**WORK TO BE COMPLETED:** Will you transcribe all the entries word for word, skipping the pictures they hold?
..........
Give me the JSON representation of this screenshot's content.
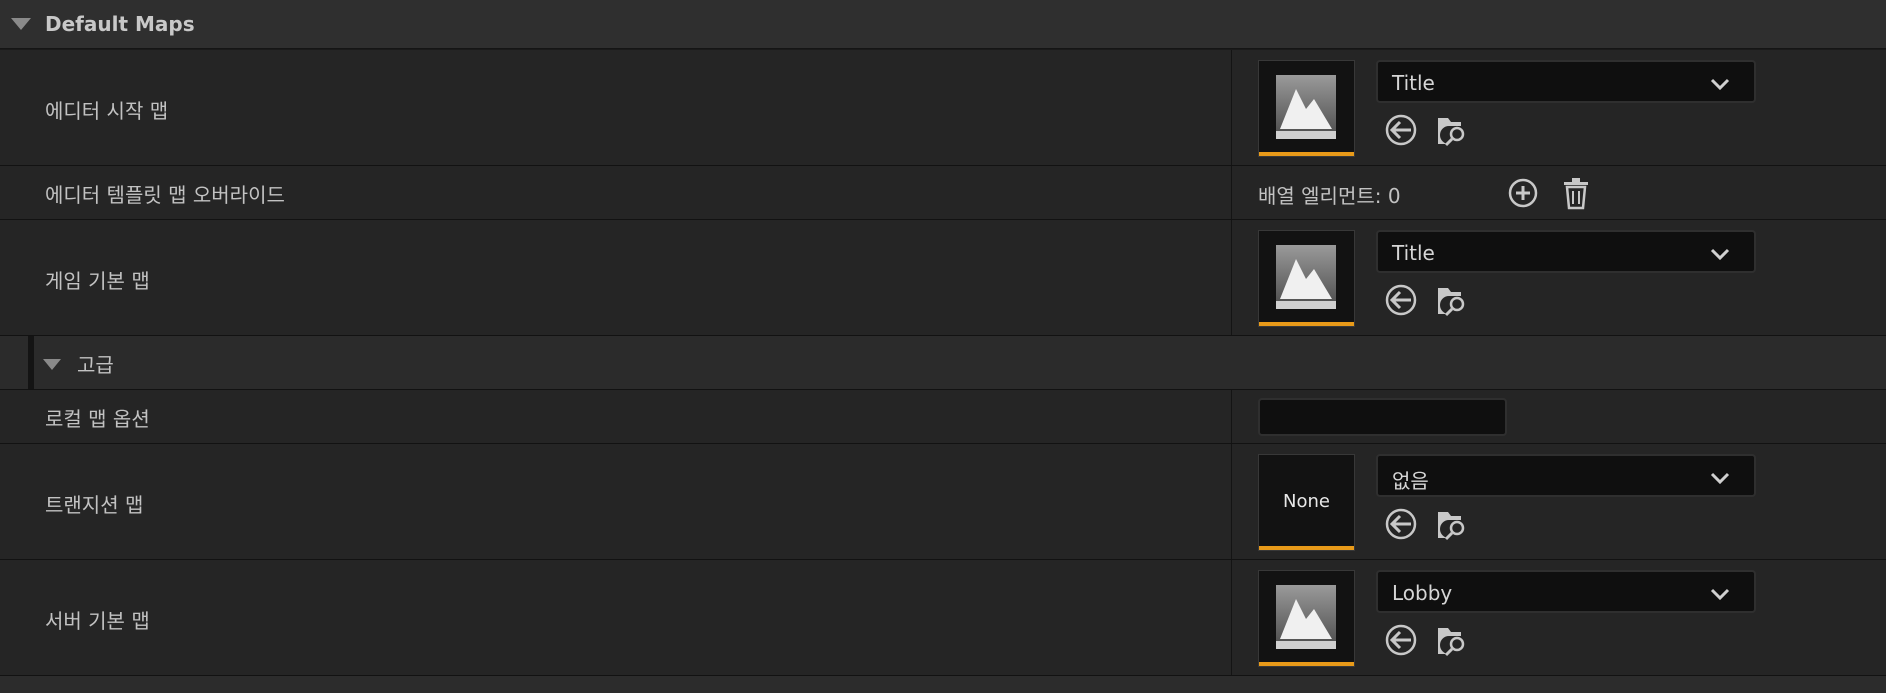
{
  "section": {
    "title": "Default Maps"
  },
  "rows": {
    "editor_startup_map": {
      "label": "에디터 시작 맵",
      "value": "Title"
    },
    "editor_template_override": {
      "label": "에디터 템플릿 맵 오버라이드",
      "array_text": "배열 엘리먼트: 0"
    },
    "game_default_map": {
      "label": "게임 기본 맵",
      "value": "Title"
    },
    "advanced": {
      "label": "고급"
    },
    "local_map_options": {
      "label": "로컬 맵 옵션",
      "value": ""
    },
    "transition_map": {
      "label": "트랜지션 맵",
      "thumb_text": "None",
      "value": "없음"
    },
    "server_default_map": {
      "label": "서버 기본 맵",
      "value": "Lobby"
    }
  },
  "colors": {
    "accent": "#e89a19",
    "row_bg": "#252525",
    "header_bg": "#2f2f2f"
  },
  "icons": [
    "chevron-down-icon",
    "use-selected-arrow-icon",
    "browse-folder-icon",
    "add-element-icon",
    "trash-icon",
    "map-thumbnail-icon"
  ]
}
..........
**RESULT:**
Give me the JSON representation of this screenshot's content.
{
  "section": {
    "title": "Default Maps"
  },
  "rows": {
    "editor_startup_map": {
      "label": "에디터 시작 맵",
      "value": "Title"
    },
    "editor_template_override": {
      "label": "에디터 템플릿 맵 오버라이드",
      "array_text": "배열 엘리먼트: 0"
    },
    "game_default_map": {
      "label": "게임 기본 맵",
      "value": "Title"
    },
    "advanced": {
      "label": "고급"
    },
    "local_map_options": {
      "label": "로컬 맵 옵션",
      "value": ""
    },
    "transition_map": {
      "label": "트랜지션 맵",
      "thumb_text": "None",
      "value": "없음"
    },
    "server_default_map": {
      "label": "서버 기본 맵",
      "value": "Lobby"
    }
  },
  "colors": {
    "accent": "#e89a19",
    "row_bg": "#252525",
    "header_bg": "#2f2f2f"
  },
  "icons": [
    "chevron-down-icon",
    "use-selected-arrow-icon",
    "browse-folder-icon",
    "add-element-icon",
    "trash-icon",
    "map-thumbnail-icon"
  ]
}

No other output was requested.